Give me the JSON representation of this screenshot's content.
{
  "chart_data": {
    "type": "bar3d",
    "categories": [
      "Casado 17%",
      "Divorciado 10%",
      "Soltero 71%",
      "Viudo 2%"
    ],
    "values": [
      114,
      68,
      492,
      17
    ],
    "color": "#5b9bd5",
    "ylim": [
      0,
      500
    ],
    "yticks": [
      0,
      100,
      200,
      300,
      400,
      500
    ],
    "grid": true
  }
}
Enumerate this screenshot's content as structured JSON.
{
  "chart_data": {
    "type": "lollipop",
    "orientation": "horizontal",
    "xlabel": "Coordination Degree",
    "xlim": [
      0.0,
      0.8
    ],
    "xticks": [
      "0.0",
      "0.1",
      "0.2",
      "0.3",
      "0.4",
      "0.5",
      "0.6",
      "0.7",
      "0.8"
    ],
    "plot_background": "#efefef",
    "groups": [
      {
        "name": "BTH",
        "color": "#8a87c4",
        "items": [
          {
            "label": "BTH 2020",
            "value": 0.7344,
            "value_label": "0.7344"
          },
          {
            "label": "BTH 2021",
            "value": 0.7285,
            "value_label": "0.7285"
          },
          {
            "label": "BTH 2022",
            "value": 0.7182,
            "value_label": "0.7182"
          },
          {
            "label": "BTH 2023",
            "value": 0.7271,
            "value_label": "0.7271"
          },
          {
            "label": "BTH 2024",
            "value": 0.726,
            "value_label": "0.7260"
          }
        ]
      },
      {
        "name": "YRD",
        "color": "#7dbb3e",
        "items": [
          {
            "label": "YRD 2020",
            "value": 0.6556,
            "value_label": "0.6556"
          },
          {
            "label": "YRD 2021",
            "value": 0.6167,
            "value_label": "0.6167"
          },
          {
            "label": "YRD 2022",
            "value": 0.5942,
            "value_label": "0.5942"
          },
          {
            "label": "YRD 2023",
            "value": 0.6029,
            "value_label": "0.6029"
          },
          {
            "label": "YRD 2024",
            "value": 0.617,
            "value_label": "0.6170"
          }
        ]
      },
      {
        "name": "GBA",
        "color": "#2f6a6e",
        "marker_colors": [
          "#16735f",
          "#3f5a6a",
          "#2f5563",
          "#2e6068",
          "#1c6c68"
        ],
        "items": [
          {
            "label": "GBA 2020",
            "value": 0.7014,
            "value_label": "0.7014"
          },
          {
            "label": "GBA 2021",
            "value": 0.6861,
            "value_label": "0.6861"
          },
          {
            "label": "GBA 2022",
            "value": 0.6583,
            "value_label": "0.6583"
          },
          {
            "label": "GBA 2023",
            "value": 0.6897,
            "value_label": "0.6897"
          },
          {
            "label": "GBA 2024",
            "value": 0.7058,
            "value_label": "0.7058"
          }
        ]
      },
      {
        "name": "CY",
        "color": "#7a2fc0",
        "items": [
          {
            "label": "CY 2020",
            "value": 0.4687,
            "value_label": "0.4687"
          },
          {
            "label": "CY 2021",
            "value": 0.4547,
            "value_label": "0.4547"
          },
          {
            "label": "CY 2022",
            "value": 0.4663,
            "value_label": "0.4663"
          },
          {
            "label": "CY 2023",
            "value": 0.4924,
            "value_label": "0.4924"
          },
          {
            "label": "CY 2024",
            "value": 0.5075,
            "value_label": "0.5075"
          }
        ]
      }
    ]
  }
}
————————
### TASK REQUIREMENTS
All of the entries above need to be reproduced exactly.

### PROBLEM SOLUTION
Give me the JSON representation of this screenshot's content.
{
  "chart_data": {
    "type": "bar3d",
    "categories": [
      "Casado 17%",
      "Divorciado 10%",
      "Soltero 71%",
      "Viudo 2%"
    ],
    "values": [
      114,
      68,
      492,
      17
    ],
    "color": "#5b9bd5",
    "ylim": [
      0,
      500
    ],
    "yticks": [
      0,
      100,
      200,
      300,
      400,
      500
    ],
    "grid": true
  }
}
Enumerate this screenshot's content as structured JSON.
{
  "chart_data": {
    "type": "lollipop",
    "orientation": "horizontal",
    "xlabel": "Coordination Degree",
    "xlim": [
      0.0,
      0.8
    ],
    "xticks": [
      "0.0",
      "0.1",
      "0.2",
      "0.3",
      "0.4",
      "0.5",
      "0.6",
      "0.7",
      "0.8"
    ],
    "plot_background": "#efefef",
    "groups": [
      {
        "name": "BTH",
        "color": "#8a87c4",
        "items": [
          {
            "label": "BTH 2020",
            "value": 0.7344,
            "value_label": "0.7344"
          },
          {
            "label": "BTH 2021",
            "value": 0.7285,
            "value_label": "0.7285"
          },
          {
            "label": "BTH 2022",
            "value": 0.7182,
            "value_label": "0.7182"
          },
          {
            "label": "BTH 2023",
            "value": 0.7271,
            "value_label": "0.7271"
          },
          {
            "label": "BTH 2024",
            "value": 0.726,
            "value_label": "0.7260"
          }
        ]
      },
      {
        "name": "YRD",
        "color": "#7dbb3e",
        "items": [
          {
            "label": "YRD 2020",
            "value": 0.6556,
            "value_label": "0.6556"
          },
          {
            "label": "YRD 2021",
            "value": 0.6167,
            "value_label": "0.6167"
          },
          {
            "label": "YRD 2022",
            "value": 0.5942,
            "value_label": "0.5942"
          },
          {
            "label": "YRD 2023",
            "value": 0.6029,
            "value_label": "0.6029"
          },
          {
            "label": "YRD 2024",
            "value": 0.617,
            "value_label": "0.6170"
          }
        ]
      },
      {
        "name": "GBA",
        "color": "#2f6a6e",
        "marker_colors": [
          "#16735f",
          "#3f5a6a",
          "#2f5563",
          "#2e6068",
          "#1c6c68"
        ],
        "items": [
          {
            "label": "GBA 2020",
            "value": 0.7014,
            "value_label": "0.7014"
          },
          {
            "label": "GBA 2021",
            "value": 0.6861,
            "value_label": "0.6861"
          },
          {
            "label": "GBA 2022",
            "value": 0.6583,
            "value_label": "0.6583"
          },
          {
            "label": "GBA 2023",
            "value": 0.6897,
            "value_label": "0.6897"
          },
          {
            "label": "GBA 2024",
            "value": 0.7058,
            "value_label": "0.7058"
          }
        ]
      },
      {
        "name": "CY",
        "color": "#7a2fc0",
        "items": [
          {
            "label": "CY 2020",
            "value": 0.4687,
            "value_label": "0.4687"
          },
          {
            "label": "CY 2021",
            "value": 0.4547,
            "value_label": "0.4547"
          },
          {
            "label": "CY 2022",
            "value": 0.4663,
            "value_label": "0.4663"
          },
          {
            "label": "CY 2023",
            "value": 0.4924,
            "value_label": "0.4924"
          },
          {
            "label": "CY 2024",
            "value": 0.5075,
            "value_label": "0.5075"
          }
        ]
      }
    ]
  }
}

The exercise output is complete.